◆ Task
Write the number of lines holding the word "document", and nothing else.

________________

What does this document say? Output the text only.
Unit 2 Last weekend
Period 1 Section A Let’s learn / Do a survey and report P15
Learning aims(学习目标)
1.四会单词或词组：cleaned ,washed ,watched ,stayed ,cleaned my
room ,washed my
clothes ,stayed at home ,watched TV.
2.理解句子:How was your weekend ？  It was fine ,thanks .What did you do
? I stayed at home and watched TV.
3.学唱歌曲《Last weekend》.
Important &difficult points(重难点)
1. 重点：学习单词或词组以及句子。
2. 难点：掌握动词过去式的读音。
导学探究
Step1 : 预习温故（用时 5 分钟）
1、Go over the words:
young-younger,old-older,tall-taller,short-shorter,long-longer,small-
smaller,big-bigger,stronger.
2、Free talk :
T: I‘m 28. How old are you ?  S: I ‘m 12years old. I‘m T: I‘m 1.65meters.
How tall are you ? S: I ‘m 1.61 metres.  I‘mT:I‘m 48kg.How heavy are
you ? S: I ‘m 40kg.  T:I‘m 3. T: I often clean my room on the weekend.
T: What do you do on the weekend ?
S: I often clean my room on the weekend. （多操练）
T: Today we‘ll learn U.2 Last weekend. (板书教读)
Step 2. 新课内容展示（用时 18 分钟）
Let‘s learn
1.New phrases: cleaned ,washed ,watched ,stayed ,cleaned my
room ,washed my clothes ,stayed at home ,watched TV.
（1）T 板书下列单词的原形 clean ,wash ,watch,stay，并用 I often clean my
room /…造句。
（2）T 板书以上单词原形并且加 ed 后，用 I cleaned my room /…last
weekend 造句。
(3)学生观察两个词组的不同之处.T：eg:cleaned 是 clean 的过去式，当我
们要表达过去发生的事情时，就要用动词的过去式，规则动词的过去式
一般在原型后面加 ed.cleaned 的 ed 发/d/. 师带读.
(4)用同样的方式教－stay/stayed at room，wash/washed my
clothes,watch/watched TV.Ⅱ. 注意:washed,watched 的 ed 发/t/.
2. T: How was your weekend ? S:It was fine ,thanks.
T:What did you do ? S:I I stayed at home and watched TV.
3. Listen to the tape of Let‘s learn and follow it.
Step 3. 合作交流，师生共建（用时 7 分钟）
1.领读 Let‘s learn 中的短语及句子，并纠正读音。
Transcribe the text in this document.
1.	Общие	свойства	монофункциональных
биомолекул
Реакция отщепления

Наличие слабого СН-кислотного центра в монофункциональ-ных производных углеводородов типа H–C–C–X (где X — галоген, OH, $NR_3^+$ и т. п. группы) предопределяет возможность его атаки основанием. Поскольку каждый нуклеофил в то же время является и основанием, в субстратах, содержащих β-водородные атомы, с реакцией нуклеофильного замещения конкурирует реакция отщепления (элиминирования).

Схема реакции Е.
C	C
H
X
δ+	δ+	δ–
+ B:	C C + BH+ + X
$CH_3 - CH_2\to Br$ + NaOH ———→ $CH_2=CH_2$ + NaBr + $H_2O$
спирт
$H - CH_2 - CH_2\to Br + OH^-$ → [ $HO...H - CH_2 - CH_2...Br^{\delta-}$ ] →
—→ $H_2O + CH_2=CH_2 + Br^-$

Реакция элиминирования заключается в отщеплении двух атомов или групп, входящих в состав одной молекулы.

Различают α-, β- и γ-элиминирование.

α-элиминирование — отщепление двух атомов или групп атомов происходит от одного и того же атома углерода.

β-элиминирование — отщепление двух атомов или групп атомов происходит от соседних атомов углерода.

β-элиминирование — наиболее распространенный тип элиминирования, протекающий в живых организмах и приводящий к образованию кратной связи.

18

________________

◆ Final result
2